[Extracted records]
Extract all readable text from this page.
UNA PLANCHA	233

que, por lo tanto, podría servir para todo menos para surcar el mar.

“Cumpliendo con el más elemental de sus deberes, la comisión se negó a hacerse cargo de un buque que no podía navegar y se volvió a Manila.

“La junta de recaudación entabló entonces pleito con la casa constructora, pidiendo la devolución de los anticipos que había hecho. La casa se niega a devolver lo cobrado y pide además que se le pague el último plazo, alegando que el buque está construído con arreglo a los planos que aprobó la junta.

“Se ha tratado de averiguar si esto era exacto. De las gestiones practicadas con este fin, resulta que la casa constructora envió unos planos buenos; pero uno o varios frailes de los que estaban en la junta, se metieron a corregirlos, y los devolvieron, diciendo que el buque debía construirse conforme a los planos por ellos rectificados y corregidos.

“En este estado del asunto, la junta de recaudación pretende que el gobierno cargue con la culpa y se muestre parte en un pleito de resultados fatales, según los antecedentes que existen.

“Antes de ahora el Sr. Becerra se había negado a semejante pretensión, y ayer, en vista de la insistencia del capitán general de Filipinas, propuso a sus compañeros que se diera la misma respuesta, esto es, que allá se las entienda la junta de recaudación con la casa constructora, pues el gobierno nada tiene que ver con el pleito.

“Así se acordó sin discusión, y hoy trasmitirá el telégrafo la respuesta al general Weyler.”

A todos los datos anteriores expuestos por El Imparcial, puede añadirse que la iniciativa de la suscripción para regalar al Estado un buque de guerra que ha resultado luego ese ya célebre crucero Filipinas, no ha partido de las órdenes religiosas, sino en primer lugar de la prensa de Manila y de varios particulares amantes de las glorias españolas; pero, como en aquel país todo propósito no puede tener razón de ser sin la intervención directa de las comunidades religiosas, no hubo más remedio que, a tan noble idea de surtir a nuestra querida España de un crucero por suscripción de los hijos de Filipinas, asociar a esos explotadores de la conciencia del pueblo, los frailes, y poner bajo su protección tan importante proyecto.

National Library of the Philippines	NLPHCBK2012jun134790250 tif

■ **PROBLEM DESCRIPTION**
Quote each line of the listing above exactly.

■ **EXERCISE OUTPUT**
Extract all readable text from this page.
UNA PLANCHA	233

que, por lo tanto, podría servir para todo menos para surcar el mar.

“Cumpliendo con el más elemental de sus deberes, la comisión se negó a hacerse cargo de un buque que no podía navegar y se volvió a Manila.

“La junta de recaudación entabló entonces pleito con la casa constructora, pidiendo la devolución de los anticipos que había hecho. La casa se niega a devolver lo cobrado y pide además que se le pague el último plazo, alegando que el buque está construído con arreglo a los planos que aprobó la junta.

“Se ha tratado de averiguar si esto era exacto. De las gestiones practicadas con este fin, resulta que la casa constructora envió unos planos buenos; pero uno o varios frailes de los que estaban en la junta, se metieron a corregirlos, y los devolvieron, diciendo que el buque debía construirse conforme a los planos por ellos rectificados y corregidos.

“En este estado del asunto, la junta de recaudación pretende que el gobierno cargue con la culpa y se muestre parte en un pleito de resultados fatales, según los antecedentes que existen.

“Antes de ahora el Sr. Becerra se había negado a semejante pretensión, y ayer, en vista de la insistencia del capitán general de Filipinas, propuso a sus compañeros que se diera la misma respuesta, esto es, que allá se las entienda la junta de recaudación con la casa constructora, pues el gobierno nada tiene que ver con el pleito.

“Así se acordó sin discusión, y hoy trasmitirá el telégrafo la respuesta al general Weyler.”

A todos los datos anteriores expuestos por El Imparcial, puede añadirse que la iniciativa de la suscripción para regalar al Estado un buque de guerra que ha resultado luego ese ya célebre crucero Filipinas, no ha partido de las órdenes religiosas, sino en primer lugar de la prensa de Manila y de varios particulares amantes de las glorias españolas; pero, como en aquel país todo propósito no puede tener razón de ser sin la intervención directa de las comunidades religiosas, no hubo más remedio que, a tan noble idea de surtir a nuestra querida España de un crucero por suscripción de los hijos de Filipinas, asociar a esos explotadores de la conciencia del pueblo, los frailes, y poner bajo su protección tan importante proyecto.

National Library of the Philippines	NLPHCBK2012jun134790250 tif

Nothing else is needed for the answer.